** start Data for the task **

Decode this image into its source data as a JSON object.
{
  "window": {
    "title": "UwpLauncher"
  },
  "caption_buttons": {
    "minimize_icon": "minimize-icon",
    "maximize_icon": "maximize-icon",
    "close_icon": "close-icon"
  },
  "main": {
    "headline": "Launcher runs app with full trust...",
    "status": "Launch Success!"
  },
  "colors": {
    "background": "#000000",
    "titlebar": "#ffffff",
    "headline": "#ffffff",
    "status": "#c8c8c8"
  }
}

** end Data for the task **
** start Data for the task **

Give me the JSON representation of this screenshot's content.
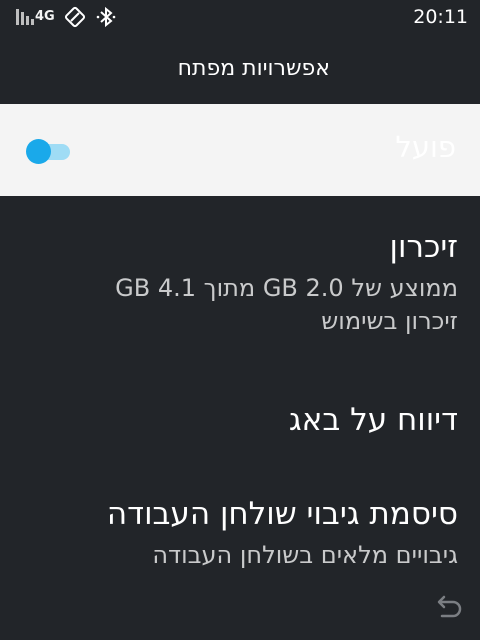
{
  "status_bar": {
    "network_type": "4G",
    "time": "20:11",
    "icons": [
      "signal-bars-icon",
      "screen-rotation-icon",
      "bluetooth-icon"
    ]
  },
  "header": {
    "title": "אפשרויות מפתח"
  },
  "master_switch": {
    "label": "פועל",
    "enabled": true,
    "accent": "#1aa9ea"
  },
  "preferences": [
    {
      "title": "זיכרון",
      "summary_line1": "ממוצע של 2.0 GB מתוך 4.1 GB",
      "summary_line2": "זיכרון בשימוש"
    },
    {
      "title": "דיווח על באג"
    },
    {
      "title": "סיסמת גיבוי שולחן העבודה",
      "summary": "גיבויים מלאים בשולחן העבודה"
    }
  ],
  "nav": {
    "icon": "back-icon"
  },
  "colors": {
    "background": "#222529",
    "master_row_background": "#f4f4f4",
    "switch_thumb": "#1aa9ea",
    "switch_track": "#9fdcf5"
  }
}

** end Data for the task **
** start Data for the task **

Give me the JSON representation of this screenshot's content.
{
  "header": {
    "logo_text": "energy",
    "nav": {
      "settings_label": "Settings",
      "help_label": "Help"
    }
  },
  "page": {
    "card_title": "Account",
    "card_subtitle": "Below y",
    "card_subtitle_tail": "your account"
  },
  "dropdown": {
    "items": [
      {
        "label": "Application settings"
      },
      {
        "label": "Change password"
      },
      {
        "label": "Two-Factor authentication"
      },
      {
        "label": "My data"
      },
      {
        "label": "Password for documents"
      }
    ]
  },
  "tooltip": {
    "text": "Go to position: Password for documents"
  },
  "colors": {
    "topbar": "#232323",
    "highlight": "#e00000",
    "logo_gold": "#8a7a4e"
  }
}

** end Data for the task **

Reproduce each line of the material containing the word "documents".

> _Result of the exercise_:
        "label": "Password for documents"
    "text": "Go to position: Password for documents"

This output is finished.